▶ _Written task_
Transcribe every line of the records verbatim.

==========

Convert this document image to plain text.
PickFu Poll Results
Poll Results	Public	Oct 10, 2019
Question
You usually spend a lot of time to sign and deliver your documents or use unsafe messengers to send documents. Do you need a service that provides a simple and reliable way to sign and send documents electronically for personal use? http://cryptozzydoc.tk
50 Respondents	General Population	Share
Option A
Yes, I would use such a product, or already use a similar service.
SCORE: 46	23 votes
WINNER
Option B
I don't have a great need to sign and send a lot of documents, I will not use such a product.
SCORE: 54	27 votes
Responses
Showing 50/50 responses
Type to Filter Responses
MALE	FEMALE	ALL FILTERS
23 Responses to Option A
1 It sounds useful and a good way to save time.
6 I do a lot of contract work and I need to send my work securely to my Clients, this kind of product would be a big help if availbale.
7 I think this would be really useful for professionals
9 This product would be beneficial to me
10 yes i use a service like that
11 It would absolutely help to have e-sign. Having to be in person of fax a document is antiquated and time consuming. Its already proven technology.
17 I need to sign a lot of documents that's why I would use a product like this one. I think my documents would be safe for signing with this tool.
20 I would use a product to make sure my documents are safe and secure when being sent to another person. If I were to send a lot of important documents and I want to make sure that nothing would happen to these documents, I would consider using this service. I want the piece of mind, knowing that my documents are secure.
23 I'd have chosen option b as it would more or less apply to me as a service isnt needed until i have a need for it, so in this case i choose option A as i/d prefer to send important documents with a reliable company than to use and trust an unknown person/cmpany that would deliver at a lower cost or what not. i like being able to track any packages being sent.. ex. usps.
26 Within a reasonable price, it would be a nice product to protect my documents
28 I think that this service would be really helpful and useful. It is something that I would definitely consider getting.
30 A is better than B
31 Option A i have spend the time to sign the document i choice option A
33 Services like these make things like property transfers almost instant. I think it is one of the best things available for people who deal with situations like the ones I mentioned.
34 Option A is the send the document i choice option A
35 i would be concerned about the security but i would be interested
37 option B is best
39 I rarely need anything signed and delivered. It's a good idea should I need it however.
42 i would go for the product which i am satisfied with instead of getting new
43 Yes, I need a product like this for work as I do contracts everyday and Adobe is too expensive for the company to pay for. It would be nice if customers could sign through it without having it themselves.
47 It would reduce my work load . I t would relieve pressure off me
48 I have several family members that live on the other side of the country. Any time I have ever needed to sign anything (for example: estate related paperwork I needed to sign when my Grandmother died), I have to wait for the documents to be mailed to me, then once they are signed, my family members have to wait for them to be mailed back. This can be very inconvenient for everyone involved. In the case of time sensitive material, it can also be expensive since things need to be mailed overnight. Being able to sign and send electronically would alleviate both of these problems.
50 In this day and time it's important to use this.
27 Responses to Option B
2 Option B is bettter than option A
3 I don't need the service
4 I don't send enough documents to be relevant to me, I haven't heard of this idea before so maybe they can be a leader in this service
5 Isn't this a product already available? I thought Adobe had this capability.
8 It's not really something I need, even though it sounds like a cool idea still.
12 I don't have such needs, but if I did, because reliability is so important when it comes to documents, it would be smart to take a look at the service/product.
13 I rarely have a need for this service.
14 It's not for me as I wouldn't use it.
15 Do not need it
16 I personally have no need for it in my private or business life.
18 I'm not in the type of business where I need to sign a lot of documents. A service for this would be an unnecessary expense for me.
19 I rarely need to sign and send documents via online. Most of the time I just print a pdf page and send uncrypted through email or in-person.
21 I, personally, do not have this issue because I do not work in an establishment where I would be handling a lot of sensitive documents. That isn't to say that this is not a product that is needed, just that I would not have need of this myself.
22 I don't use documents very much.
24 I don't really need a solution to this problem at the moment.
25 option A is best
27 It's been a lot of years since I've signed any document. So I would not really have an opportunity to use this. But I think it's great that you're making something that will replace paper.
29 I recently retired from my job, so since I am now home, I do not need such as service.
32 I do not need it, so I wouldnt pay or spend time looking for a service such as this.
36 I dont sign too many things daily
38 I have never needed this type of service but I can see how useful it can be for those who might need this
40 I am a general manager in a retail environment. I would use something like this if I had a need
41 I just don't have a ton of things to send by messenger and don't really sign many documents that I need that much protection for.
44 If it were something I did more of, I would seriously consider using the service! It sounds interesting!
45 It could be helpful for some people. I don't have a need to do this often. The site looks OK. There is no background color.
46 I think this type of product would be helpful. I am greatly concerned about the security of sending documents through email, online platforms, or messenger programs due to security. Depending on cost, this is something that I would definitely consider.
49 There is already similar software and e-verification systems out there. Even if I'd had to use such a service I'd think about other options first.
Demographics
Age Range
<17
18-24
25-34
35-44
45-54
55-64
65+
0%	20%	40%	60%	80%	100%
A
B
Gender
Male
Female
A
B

==========

▶ _Output_
Convert this document image to plain text.
PickFu Poll Results
Poll Results	Public	Oct 10, 2019
Question
You usually spend a lot of time to sign and deliver your documents or use unsafe messengers to send documents. Do you need a service that provides a simple and reliable way to sign and send documents electronically for personal use? http://cryptozzydoc.tk
50 Respondents	General Population	Share
Option A
Yes, I would use such a product, or already use a similar service.
SCORE: 46	23 votes
WINNER
Option B
I don't have a great need to sign and send a lot of documents, I will not use such a product.
SCORE: 54	27 votes
Responses
Showing 50/50 responses
Type to Filter Responses
MALE	FEMALE	ALL FILTERS
23 Responses to Option A
1 It sounds useful and a good way to save time.
6 I do a lot of contract work and I need to send my work securely to my Clients, this kind of product would be a big help if availbale.
7 I think this would be really useful for professionals
9 This product would be beneficial to me
10 yes i use a service like that
11 It would absolutely help to have e-sign. Having to be in person of fax a document is antiquated and time consuming. Its already proven technology.
17 I need to sign a lot of documents that's why I would use a product like this one. I think my documents would be safe for signing with this tool.
20 I would use a product to make sure my documents are safe and secure when being sent to another person. If I were to send a lot of important documents and I want to make sure that nothing would happen to these documents, I would consider using this service. I want the piece of mind, knowing that my documents are secure.
23 I'd have chosen option b as it would more or less apply to me as a service isnt needed until i have a need for it, so in this case i choose option A as i/d prefer to send important documents with a reliable company than to use and trust an unknown person/cmpany that would deliver at a lower cost or what not. i like being able to track any packages being sent.. ex. usps.
26 Within a reasonable price, it would be a nice product to protect my documents
28 I think that this service would be really helpful and useful. It is something that I would definitely consider getting.
30 A is better than B
31 Option A i have spend the time to sign the document i choice option A
33 Services like these make things like property transfers almost instant. I think it is one of the best things available for people who deal with situations like the ones I mentioned.
34 Option A is the send the document i choice option A
35 i would be concerned about the security but i would be interested
37 option B is best
39 I rarely need anything signed and delivered. It's a good idea should I need it however.
42 i would go for the product which i am satisfied with instead of getting new
43 Yes, I need a product like this for work as I do contracts everyday and Adobe is too expensive for the company to pay for. It would be nice if customers could sign through it without having it themselves.
47 It would reduce my work load . I t would relieve pressure off me
48 I have several family members that live on the other side of the country. Any time I have ever needed to sign anything (for example: estate related paperwork I needed to sign when my Grandmother died), I have to wait for the documents to be mailed to me, then once they are signed, my family members have to wait for them to be mailed back. This can be very inconvenient for everyone involved. In the case of time sensitive material, it can also be expensive since things need to be mailed overnight. Being able to sign and send electronically would alleviate both of these problems.
50 In this day and time it's important to use this.
27 Responses to Option B
2 Option B is bettter than option A
3 I don't need the service
4 I don't send enough documents to be relevant to me, I haven't heard of this idea before so maybe they can be a leader in this service
5 Isn't this a product already available? I thought Adobe had this capability.
8 It's not really something I need, even though it sounds like a cool idea still.
12 I don't have such needs, but if I did, because reliability is so important when it comes to documents, it would be smart to take a look at the service/product.
13 I rarely have a need for this service.
14 It's not for me as I wouldn't use it.
15 Do not need it
16 I personally have no need for it in my private or business life.
18 I'm not in the type of business where I need to sign a lot of documents. A service for this would be an unnecessary expense for me.
19 I rarely need to sign and send documents via online. Most of the time I just print a pdf page and send uncrypted through email or in-person.
21 I, personally, do not have this issue because I do not work in an establishment where I would be handling a lot of sensitive documents. That isn't to say that this is not a product that is needed, just that I would not have need of this myself.
22 I don't use documents very much.
24 I don't really need a solution to this problem at the moment.
25 option A is best
27 It's been a lot of years since I've signed any document. So I would not really have an opportunity to use this. But I think it's great that you're making something that will replace paper.
29 I recently retired from my job, so since I am now home, I do not need such as service.
32 I do not need it, so I wouldnt pay or spend time looking for a service such as this.
36 I dont sign too many things daily
38 I have never needed this type of service but I can see how useful it can be for those who might need this
40 I am a general manager in a retail environment. I would use something like this if I had a need
41 I just don't have a ton of things to send by messenger and don't really sign many documents that I need that much protection for.
44 If it were something I did more of, I would seriously consider using the service! It sounds interesting!
45 It could be helpful for some people. I don't have a need to do this often. The site looks OK. There is no background color.
46 I think this type of product would be helpful. I am greatly concerned about the security of sending documents through email, online platforms, or messenger programs due to security. Depending on cost, this is something that I would definitely consider.
49 There is already similar software and e-verification systems out there. Even if I'd had to use such a service I'd think about other options first.
Demographics
Age Range
<17
18-24
25-34
35-44
45-54
55-64
65+
0%	20%	40%	60%	80%	100%
A
B
Gender
Male
Female
A
B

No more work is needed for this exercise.